* Begin *

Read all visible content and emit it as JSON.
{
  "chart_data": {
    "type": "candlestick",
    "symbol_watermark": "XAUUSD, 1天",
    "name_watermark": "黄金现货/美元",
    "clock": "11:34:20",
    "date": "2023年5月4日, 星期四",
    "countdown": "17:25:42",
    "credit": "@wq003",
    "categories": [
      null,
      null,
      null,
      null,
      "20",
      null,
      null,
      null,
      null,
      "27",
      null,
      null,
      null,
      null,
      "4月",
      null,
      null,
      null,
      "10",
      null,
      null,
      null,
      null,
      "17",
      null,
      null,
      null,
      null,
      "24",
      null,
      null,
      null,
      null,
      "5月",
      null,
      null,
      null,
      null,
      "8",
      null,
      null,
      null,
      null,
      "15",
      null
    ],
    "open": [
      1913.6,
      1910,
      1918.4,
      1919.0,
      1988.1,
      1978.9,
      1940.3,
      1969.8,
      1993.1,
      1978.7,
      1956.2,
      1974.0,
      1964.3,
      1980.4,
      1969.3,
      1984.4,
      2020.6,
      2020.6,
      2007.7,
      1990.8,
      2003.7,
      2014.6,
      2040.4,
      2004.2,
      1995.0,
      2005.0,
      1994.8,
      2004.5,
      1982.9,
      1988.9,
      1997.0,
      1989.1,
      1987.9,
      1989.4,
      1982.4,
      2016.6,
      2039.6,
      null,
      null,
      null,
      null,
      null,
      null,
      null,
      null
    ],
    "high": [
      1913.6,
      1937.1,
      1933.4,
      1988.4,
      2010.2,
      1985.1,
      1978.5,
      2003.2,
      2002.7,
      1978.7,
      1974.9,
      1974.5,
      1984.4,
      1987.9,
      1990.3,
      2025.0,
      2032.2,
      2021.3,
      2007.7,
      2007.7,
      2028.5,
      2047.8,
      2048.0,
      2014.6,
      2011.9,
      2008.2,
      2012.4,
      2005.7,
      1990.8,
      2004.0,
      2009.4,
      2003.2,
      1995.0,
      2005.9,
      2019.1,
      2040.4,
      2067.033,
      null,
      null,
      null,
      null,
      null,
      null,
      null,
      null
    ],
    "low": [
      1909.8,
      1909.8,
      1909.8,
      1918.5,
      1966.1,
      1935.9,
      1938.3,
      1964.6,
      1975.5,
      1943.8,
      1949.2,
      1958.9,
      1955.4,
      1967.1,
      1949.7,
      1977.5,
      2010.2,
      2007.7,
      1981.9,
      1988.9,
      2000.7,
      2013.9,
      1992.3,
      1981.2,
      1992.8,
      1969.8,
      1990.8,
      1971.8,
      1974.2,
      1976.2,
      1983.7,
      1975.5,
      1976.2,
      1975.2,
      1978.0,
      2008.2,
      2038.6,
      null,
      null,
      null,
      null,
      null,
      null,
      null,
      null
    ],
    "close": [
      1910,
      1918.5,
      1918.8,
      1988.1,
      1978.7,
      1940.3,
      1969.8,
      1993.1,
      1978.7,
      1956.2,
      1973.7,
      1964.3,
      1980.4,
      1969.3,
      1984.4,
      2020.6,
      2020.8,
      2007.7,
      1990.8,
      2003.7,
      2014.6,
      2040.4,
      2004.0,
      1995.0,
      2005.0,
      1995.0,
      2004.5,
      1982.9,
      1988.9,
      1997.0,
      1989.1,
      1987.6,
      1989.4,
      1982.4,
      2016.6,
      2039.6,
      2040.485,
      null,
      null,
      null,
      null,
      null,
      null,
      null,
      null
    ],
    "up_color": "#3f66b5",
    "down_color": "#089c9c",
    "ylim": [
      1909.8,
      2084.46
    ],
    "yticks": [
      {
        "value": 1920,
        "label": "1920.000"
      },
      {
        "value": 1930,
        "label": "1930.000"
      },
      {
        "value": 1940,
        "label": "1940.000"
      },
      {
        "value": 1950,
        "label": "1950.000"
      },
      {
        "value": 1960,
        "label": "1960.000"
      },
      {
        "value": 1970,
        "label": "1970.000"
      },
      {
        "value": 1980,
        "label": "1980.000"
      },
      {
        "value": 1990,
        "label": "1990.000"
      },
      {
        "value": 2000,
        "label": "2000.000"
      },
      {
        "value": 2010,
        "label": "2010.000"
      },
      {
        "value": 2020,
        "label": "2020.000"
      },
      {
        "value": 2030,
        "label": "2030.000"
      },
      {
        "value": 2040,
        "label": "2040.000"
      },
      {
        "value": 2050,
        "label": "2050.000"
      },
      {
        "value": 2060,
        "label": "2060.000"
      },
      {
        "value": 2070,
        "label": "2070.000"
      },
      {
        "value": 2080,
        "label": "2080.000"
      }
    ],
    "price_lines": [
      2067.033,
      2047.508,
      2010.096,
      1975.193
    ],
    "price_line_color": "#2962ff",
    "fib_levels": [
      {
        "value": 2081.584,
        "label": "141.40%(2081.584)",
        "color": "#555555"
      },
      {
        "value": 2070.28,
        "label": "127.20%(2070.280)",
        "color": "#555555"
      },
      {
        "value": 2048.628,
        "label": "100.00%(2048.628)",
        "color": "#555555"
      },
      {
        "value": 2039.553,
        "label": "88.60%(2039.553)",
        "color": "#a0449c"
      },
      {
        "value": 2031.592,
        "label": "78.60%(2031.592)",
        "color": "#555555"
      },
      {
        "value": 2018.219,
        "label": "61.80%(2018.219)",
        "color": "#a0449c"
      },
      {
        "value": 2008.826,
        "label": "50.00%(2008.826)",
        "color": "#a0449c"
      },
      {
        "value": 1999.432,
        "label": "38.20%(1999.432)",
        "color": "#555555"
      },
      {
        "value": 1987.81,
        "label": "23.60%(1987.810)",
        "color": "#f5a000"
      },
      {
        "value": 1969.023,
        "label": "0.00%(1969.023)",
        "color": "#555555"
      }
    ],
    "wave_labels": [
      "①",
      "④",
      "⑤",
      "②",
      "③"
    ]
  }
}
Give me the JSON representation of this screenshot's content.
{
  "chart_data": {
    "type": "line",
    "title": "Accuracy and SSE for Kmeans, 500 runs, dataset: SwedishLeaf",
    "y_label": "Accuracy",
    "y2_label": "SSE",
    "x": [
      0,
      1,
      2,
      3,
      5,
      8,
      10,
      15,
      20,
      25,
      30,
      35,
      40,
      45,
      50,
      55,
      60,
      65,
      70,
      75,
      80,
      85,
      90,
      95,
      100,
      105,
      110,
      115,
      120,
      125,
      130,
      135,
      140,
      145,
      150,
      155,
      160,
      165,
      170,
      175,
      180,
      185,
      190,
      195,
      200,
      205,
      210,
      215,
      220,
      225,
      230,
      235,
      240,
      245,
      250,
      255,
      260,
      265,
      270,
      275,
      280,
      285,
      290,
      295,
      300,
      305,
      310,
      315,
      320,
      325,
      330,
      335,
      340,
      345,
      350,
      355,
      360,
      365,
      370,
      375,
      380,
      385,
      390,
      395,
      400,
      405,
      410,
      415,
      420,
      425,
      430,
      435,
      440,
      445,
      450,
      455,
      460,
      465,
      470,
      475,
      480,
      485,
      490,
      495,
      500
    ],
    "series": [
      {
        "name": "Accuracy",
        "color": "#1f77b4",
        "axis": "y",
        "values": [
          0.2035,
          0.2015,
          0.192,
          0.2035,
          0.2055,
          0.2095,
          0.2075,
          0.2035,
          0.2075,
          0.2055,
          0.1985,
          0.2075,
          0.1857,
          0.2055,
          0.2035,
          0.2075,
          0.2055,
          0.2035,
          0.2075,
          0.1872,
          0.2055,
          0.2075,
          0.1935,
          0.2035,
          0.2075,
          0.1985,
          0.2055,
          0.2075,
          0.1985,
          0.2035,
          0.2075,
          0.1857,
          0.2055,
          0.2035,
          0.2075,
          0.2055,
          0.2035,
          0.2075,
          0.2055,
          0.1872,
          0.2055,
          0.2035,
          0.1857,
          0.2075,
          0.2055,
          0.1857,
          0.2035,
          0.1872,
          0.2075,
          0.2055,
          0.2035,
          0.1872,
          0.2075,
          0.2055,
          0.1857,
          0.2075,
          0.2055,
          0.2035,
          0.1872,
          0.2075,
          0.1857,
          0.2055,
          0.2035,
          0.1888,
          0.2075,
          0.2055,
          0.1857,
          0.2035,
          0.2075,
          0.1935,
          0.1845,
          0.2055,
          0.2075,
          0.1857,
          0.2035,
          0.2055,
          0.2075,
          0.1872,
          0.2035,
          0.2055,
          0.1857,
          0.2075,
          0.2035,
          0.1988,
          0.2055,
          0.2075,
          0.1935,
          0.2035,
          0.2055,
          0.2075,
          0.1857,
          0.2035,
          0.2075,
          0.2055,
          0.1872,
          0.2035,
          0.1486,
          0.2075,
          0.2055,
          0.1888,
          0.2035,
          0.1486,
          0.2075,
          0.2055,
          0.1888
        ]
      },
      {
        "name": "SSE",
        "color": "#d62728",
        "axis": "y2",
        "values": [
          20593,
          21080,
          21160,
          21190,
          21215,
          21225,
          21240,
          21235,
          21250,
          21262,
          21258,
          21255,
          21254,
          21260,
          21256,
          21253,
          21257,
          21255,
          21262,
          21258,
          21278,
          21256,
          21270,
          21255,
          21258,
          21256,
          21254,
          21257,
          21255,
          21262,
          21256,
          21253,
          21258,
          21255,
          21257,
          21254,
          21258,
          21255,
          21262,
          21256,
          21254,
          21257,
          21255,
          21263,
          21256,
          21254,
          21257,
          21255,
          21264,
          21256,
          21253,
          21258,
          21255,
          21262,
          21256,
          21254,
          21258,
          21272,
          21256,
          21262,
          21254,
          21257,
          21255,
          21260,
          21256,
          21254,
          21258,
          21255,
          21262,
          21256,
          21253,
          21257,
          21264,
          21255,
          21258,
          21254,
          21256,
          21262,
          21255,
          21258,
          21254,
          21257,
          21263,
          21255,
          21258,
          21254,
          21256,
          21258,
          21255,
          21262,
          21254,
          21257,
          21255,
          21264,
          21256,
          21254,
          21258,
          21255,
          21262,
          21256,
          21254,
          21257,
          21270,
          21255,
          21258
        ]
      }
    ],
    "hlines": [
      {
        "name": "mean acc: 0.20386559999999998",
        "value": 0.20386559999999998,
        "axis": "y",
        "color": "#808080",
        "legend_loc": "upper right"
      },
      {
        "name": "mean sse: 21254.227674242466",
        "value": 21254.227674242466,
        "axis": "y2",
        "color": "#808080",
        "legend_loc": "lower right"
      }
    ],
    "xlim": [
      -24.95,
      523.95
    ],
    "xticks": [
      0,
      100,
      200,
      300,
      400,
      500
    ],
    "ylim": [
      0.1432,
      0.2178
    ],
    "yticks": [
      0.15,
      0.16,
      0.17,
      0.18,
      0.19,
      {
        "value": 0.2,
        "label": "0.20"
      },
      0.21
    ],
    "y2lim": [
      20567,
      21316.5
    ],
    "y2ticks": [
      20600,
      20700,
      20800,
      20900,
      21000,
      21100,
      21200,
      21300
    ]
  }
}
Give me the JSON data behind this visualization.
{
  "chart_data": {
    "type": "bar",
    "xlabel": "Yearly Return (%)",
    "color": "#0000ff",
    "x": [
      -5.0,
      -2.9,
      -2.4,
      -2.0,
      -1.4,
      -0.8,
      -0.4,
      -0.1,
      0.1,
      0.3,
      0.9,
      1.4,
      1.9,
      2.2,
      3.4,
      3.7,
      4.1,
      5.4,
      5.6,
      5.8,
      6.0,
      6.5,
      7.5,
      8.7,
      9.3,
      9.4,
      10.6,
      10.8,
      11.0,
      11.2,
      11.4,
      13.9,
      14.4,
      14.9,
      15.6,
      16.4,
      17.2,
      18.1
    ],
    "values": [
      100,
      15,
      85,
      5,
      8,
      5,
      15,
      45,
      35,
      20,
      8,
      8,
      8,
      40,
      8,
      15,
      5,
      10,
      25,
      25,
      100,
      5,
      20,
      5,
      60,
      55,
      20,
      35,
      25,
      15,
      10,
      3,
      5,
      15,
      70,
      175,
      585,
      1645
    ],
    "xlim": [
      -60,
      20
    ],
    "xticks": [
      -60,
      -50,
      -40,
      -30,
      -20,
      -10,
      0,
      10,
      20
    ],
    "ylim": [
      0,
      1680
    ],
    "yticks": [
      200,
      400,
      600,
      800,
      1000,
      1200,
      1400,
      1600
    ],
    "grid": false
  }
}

* End *

- To do -
Using the material above, report each line where "Accuracy" occurs.

- Exercise answer -
    "title": "Accuracy and SSE for Kmeans, 500 runs, dataset: SwedishLeaf",
    "y_label": "Accuracy",
        "name": "Accuracy",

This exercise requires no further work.